Restate each entry word for word, leaving nothing out.

(Rows from a dataset)
________________
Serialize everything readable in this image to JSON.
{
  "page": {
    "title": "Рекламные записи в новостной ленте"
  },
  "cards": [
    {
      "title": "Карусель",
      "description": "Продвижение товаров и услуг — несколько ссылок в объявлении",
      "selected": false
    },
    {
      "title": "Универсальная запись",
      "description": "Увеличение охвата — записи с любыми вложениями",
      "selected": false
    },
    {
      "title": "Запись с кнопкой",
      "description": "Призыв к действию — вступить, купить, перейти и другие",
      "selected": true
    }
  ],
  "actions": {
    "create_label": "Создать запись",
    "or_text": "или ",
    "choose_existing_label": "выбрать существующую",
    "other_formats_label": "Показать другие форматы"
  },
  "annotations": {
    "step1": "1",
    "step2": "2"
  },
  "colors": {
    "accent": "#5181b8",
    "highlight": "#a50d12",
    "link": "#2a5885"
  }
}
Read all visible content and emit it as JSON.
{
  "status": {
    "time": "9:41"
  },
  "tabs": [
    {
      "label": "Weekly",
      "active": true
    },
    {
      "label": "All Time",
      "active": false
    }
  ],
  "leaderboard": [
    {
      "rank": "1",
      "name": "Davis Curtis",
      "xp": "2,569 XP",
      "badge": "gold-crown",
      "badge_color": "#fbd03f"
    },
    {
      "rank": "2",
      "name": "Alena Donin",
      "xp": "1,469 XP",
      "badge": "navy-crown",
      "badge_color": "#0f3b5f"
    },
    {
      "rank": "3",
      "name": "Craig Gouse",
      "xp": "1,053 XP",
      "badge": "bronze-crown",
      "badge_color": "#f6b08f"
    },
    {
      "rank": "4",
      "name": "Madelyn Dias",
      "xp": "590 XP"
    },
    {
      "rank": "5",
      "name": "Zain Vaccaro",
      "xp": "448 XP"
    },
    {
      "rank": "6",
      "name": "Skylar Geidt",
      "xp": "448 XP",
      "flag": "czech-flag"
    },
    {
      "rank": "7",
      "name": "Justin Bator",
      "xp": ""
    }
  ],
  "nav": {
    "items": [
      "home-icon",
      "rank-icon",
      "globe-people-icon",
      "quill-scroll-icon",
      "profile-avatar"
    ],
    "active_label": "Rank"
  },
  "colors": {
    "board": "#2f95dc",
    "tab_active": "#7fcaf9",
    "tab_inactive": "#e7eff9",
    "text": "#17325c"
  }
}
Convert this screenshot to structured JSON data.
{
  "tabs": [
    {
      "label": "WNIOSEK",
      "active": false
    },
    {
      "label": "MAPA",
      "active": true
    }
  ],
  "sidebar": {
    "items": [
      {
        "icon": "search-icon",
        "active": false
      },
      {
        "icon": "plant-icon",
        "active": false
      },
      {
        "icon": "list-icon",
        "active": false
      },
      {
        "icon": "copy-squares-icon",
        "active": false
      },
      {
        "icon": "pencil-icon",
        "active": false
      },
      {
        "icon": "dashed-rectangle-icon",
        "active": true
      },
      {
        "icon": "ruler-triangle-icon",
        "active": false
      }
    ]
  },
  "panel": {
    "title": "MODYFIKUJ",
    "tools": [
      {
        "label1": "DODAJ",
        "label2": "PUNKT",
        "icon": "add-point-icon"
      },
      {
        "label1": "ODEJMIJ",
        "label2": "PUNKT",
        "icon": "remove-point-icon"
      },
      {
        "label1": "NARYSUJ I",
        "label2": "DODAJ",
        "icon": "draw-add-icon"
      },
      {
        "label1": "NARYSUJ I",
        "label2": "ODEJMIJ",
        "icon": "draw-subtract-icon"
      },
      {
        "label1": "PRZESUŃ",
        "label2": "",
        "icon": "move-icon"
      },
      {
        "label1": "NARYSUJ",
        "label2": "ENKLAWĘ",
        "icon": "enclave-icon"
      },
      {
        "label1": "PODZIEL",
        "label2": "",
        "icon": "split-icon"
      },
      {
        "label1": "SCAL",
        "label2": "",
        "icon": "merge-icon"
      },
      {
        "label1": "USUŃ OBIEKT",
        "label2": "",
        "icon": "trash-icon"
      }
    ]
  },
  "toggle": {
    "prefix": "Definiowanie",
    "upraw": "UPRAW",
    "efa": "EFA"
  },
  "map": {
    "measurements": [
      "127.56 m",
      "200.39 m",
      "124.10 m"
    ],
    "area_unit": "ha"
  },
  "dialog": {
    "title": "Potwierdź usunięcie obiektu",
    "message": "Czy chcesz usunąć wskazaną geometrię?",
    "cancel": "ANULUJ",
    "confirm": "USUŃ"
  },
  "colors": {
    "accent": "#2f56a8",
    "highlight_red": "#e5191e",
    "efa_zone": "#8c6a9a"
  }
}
________________
**SOLUTION TO THIS TASK**
Serialize everything readable in this image to JSON.
{
  "page": {
    "title": "Рекламные записи в новостной ленте"
  },
  "cards": [
    {
      "title": "Карусель",
      "description": "Продвижение товаров и услуг — несколько ссылок в объявлении",
      "selected": false
    },
    {
      "title": "Универсальная запись",
      "description": "Увеличение охвата — записи с любыми вложениями",
      "selected": false
    },
    {
      "title": "Запись с кнопкой",
      "description": "Призыв к действию — вступить, купить, перейти и другие",
      "selected": true
    }
  ],
  "actions": {
    "create_label": "Создать запись",
    "or_text": "или ",
    "choose_existing_label": "выбрать существующую",
    "other_formats_label": "Показать другие форматы"
  },
  "annotations": {
    "step1": "1",
    "step2": "2"
  },
  "colors": {
    "accent": "#5181b8",
    "highlight": "#a50d12",
    "link": "#2a5885"
  }
}
Read all visible content and emit it as JSON.
{
  "status": {
    "time": "9:41"
  },
  "tabs": [
    {
      "label": "Weekly",
      "active": true
    },
    {
      "label": "All Time",
      "active": false
    }
  ],
  "leaderboard": [
    {
      "rank": "1",
      "name": "Davis Curtis",
      "xp": "2,569 XP",
      "badge": "gold-crown",
      "badge_color": "#fbd03f"
    },
    {
      "rank": "2",
      "name": "Alena Donin",
      "xp": "1,469 XP",
      "badge": "navy-crown",
      "badge_color": "#0f3b5f"
    },
    {
      "rank": "3",
      "name": "Craig Gouse",
      "xp": "1,053 XP",
      "badge": "bronze-crown",
      "badge_color": "#f6b08f"
    },
    {
      "rank": "4",
      "name": "Madelyn Dias",
      "xp": "590 XP"
    },
    {
      "rank": "5",
      "name": "Zain Vaccaro",
      "xp": "448 XP"
    },
    {
      "rank": "6",
      "name": "Skylar Geidt",
      "xp": "448 XP",
      "flag": "czech-flag"
    },
    {
      "rank": "7",
      "name": "Justin Bator",
      "xp": ""
    }
  ],
  "nav": {
    "items": [
      "home-icon",
      "rank-icon",
      "globe-people-icon",
      "quill-scroll-icon",
      "profile-avatar"
    ],
    "active_label": "Rank"
  },
  "colors": {
    "board": "#2f95dc",
    "tab_active": "#7fcaf9",
    "tab_inactive": "#e7eff9",
    "text": "#17325c"
  }
}
Convert this screenshot to structured JSON data.
{
  "tabs": [
    {
      "label": "WNIOSEK",
      "active": false
    },
    {
      "label": "MAPA",
      "active": true
    }
  ],
  "sidebar": {
    "items": [
      {
        "icon": "search-icon",
        "active": false
      },
      {
        "icon": "plant-icon",
        "active": false
      },
      {
        "icon": "list-icon",
        "active": false
      },
      {
        "icon": "copy-squares-icon",
        "active": false
      },
      {
        "icon": "pencil-icon",
        "active": false
      },
      {
        "icon": "dashed-rectangle-icon",
        "active": true
      },
      {
        "icon": "ruler-triangle-icon",
        "active": false
      }
    ]
  },
  "panel": {
    "title": "MODYFIKUJ",
    "tools": [
      {
        "label1": "DODAJ",
        "label2": "PUNKT",
        "icon": "add-point-icon"
      },
      {
        "label1": "ODEJMIJ",
        "label2": "PUNKT",
        "icon": "remove-point-icon"
      },
      {
        "label1": "NARYSUJ I",
        "label2": "DODAJ",
        "icon": "draw-add-icon"
      },
      {
        "label1": "NARYSUJ I",
        "label2": "ODEJMIJ",
        "icon": "draw-subtract-icon"
      },
      {
        "label1": "PRZESUŃ",
        "label2": "",
        "icon": "move-icon"
      },
      {
        "label1": "NARYSUJ",
        "label2": "ENKLAWĘ",
        "icon": "enclave-icon"
      },
      {
        "label1": "PODZIEL",
        "label2": "",
        "icon": "split-icon"
      },
      {
        "label1": "SCAL",
        "label2": "",
        "icon": "merge-icon"
      },
      {
        "label1": "USUŃ OBIEKT",
        "label2": "",
        "icon": "trash-icon"
      }
    ]
  },
  "toggle": {
    "prefix": "Definiowanie",
    "upraw": "UPRAW",
    "efa": "EFA"
  },
  "map": {
    "measurements": [
      "127.56 m",
      "200.39 m",
      "124.10 m"
    ],
    "area_unit": "ha"
  },
  "dialog": {
    "title": "Potwierdź usunięcie obiektu",
    "message": "Czy chcesz usunąć wskazaną geometrię?",
    "cancel": "ANULUJ",
    "confirm": "USUŃ"
  },
  "colors": {
    "accent": "#2f56a8",
    "highlight_red": "#e5191e",
    "efa_zone": "#8c6a9a"
  }
}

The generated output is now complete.